> [To be done]: Retype all of the entries word for word.

> [Dataset content]:
:::::

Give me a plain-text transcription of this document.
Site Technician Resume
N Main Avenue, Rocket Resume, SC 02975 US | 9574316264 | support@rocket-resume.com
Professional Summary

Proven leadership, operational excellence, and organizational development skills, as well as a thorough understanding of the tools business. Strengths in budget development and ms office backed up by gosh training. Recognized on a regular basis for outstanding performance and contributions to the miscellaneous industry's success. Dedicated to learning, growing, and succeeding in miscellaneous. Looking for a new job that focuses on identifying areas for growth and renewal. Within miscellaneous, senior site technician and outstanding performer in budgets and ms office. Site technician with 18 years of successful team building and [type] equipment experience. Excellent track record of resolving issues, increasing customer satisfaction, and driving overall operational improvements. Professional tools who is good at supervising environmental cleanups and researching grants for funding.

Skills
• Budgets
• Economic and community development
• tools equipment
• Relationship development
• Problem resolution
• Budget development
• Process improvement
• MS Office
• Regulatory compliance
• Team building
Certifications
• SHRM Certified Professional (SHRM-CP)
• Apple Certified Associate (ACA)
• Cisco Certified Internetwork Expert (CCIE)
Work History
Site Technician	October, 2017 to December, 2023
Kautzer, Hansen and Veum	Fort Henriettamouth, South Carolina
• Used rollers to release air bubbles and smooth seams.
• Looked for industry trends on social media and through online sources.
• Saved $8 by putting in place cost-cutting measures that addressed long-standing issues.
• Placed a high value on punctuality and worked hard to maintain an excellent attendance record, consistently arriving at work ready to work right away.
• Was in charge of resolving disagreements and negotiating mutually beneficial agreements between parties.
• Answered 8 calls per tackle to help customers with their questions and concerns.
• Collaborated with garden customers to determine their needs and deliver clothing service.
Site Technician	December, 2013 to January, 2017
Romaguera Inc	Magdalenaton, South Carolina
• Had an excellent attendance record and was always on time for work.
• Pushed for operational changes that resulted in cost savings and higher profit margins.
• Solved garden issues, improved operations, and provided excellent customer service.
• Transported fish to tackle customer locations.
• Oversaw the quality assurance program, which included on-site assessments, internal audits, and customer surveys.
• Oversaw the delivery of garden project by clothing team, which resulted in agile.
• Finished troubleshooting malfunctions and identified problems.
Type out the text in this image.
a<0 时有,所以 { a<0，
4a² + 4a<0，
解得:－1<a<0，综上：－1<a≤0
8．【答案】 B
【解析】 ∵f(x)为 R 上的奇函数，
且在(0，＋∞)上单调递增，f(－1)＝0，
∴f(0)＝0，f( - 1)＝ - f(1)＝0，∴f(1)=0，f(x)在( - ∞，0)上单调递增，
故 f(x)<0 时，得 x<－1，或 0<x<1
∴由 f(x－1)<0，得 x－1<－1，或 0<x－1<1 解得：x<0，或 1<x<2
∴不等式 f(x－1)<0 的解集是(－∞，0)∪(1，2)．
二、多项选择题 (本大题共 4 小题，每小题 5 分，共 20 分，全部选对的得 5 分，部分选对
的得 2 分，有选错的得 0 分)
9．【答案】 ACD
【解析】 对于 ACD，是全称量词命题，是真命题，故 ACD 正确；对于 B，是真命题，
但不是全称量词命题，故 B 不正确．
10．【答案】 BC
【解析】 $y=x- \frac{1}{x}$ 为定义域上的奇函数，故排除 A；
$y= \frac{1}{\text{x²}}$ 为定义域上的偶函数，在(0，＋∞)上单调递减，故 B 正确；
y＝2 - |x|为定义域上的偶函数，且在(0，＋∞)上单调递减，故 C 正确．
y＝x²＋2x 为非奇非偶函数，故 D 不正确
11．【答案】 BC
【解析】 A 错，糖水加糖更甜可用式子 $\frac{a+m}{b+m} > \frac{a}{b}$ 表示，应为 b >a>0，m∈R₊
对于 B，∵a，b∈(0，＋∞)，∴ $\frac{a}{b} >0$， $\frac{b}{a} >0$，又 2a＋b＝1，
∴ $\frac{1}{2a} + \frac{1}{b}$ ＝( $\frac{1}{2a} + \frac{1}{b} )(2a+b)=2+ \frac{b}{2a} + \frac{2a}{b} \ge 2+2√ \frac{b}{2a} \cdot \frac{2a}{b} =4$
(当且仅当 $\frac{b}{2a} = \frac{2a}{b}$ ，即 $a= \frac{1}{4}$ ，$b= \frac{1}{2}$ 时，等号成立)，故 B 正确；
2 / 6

:::::

> [Response]:
Give me a plain-text transcription of this document.
Site Technician Resume
N Main Avenue, Rocket Resume, SC 02975 US | 9574316264 | support@rocket-resume.com
Professional Summary

Proven leadership, operational excellence, and organizational development skills, as well as a thorough understanding of the tools business. Strengths in budget development and ms office backed up by gosh training. Recognized on a regular basis for outstanding performance and contributions to the miscellaneous industry's success. Dedicated to learning, growing, and succeeding in miscellaneous. Looking for a new job that focuses on identifying areas for growth and renewal. Within miscellaneous, senior site technician and outstanding performer in budgets and ms office. Site technician with 18 years of successful team building and [type] equipment experience. Excellent track record of resolving issues, increasing customer satisfaction, and driving overall operational improvements. Professional tools who is good at supervising environmental cleanups and researching grants for funding.

Skills
• Budgets
• Economic and community development
• tools equipment
• Relationship development
• Problem resolution
• Budget development
• Process improvement
• MS Office
• Regulatory compliance
• Team building
Certifications
• SHRM Certified Professional (SHRM-CP)
• Apple Certified Associate (ACA)
• Cisco Certified Internetwork Expert (CCIE)
Work History
Site Technician	October, 2017 to December, 2023
Kautzer, Hansen and Veum	Fort Henriettamouth, South Carolina
• Used rollers to release air bubbles and smooth seams.
• Looked for industry trends on social media and through online sources.
• Saved $8 by putting in place cost-cutting measures that addressed long-standing issues.
• Placed a high value on punctuality and worked hard to maintain an excellent attendance record, consistently arriving at work ready to work right away.
• Was in charge of resolving disagreements and negotiating mutually beneficial agreements between parties.
• Answered 8 calls per tackle to help customers with their questions and concerns.
• Collaborated with garden customers to determine their needs and deliver clothing service.
Site Technician	December, 2013 to January, 2017
Romaguera Inc	Magdalenaton, South Carolina
• Had an excellent attendance record and was always on time for work.
• Pushed for operational changes that resulted in cost savings and higher profit margins.
• Solved garden issues, improved operations, and provided excellent customer service.
• Transported fish to tackle customer locations.
• Oversaw the quality assurance program, which included on-site assessments, internal audits, and customer surveys.
• Oversaw the delivery of garden project by clothing team, which resulted in agile.
• Finished troubleshooting malfunctions and identified problems.
Type out the text in this image.
a<0 时有,所以 { a<0，
4a² + 4a<0，
解得:－1<a<0，综上：－1<a≤0
8．【答案】 B
【解析】 ∵f(x)为 R 上的奇函数，
且在(0，＋∞)上单调递增，f(－1)＝0，
∴f(0)＝0，f( - 1)＝ - f(1)＝0，∴f(1)=0，f(x)在( - ∞，0)上单调递增，
故 f(x)<0 时，得 x<－1，或 0<x<1
∴由 f(x－1)<0，得 x－1<－1，或 0<x－1<1 解得：x<0，或 1<x<2
∴不等式 f(x－1)<0 的解集是(－∞，0)∪(1，2)．
二、多项选择题 (本大题共 4 小题，每小题 5 分，共 20 分，全部选对的得 5 分，部分选对
的得 2 分，有选错的得 0 分)
9．【答案】 ACD
【解析】 对于 ACD，是全称量词命题，是真命题，故 ACD 正确；对于 B，是真命题，
但不是全称量词命题，故 B 不正确．
10．【答案】 BC
【解析】 $y=x- \frac{1}{x}$ 为定义域上的奇函数，故排除 A；
$y= \frac{1}{\text{x²}}$ 为定义域上的偶函数，在(0，＋∞)上单调递减，故 B 正确；
y＝2 - |x|为定义域上的偶函数，且在(0，＋∞)上单调递减，故 C 正确．
y＝x²＋2x 为非奇非偶函数，故 D 不正确
11．【答案】 BC
【解析】 A 错，糖水加糖更甜可用式子 $\frac{a+m}{b+m} > \frac{a}{b}$ 表示，应为 b >a>0，m∈R₊
对于 B，∵a，b∈(0，＋∞)，∴ $\frac{a}{b} >0$， $\frac{b}{a} >0$，又 2a＋b＝1，
∴ $\frac{1}{2a} + \frac{1}{b}$ ＝( $\frac{1}{2a} + \frac{1}{b} )(2a+b)=2+ \frac{b}{2a} + \frac{2a}{b} \ge 2+2√ \frac{b}{2a} \cdot \frac{2a}{b} =4$
(当且仅当 $\frac{b}{2a} = \frac{2a}{b}$ ，即 $a= \frac{1}{4}$ ，$b= \frac{1}{2}$ 时，等号成立)，故 B 正确；
2 / 6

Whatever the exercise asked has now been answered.